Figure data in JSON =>
::::::

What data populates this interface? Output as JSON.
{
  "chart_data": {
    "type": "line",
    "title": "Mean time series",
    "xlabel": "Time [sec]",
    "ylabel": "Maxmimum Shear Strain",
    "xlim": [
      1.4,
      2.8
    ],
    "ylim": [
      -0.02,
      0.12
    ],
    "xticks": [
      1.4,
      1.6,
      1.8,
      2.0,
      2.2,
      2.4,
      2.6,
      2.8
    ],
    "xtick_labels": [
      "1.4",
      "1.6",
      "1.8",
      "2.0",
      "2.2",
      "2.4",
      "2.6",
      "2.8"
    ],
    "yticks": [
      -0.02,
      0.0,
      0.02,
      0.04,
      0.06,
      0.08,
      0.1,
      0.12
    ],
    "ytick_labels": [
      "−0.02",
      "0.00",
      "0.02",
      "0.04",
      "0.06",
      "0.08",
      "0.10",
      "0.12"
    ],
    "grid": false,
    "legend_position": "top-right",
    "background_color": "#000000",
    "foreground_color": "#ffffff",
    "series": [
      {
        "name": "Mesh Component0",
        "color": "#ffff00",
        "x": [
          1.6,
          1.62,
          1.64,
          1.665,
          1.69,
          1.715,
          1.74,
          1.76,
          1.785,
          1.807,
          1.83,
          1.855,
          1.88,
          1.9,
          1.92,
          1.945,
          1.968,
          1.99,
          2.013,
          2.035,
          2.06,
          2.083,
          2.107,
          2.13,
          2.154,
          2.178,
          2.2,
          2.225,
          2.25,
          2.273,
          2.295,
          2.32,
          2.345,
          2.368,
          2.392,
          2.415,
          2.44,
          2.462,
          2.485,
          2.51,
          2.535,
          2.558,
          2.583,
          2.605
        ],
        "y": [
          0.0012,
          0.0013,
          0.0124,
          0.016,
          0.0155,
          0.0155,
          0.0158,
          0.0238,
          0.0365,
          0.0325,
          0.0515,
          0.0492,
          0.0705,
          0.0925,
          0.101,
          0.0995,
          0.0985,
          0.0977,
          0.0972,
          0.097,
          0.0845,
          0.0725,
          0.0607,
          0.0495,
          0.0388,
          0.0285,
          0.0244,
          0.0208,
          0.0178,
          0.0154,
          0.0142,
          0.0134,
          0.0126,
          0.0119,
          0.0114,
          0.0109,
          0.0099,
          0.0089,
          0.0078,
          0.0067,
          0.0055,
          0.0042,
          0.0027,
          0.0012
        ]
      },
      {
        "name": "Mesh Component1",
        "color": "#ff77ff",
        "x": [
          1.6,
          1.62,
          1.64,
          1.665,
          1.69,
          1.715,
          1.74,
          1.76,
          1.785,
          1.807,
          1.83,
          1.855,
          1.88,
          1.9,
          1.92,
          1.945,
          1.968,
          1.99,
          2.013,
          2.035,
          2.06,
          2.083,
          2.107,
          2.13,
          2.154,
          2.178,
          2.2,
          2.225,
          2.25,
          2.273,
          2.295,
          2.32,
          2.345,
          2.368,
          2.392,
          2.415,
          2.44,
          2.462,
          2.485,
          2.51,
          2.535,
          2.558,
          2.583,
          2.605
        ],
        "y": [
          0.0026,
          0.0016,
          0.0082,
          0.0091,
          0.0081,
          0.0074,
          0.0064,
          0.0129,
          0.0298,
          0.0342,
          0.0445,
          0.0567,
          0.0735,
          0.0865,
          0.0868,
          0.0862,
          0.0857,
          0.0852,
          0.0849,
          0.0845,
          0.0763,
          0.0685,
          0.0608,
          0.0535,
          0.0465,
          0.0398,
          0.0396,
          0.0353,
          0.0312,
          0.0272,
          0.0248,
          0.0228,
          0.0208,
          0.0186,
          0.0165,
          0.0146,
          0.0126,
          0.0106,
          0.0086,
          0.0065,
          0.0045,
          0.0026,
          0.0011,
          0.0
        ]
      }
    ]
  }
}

::::::

Task instructions => Write out every line from the entries where "Mesh" appears.

The response =>
        "name": "Mesh Component0",
        "name": "Mesh Component1",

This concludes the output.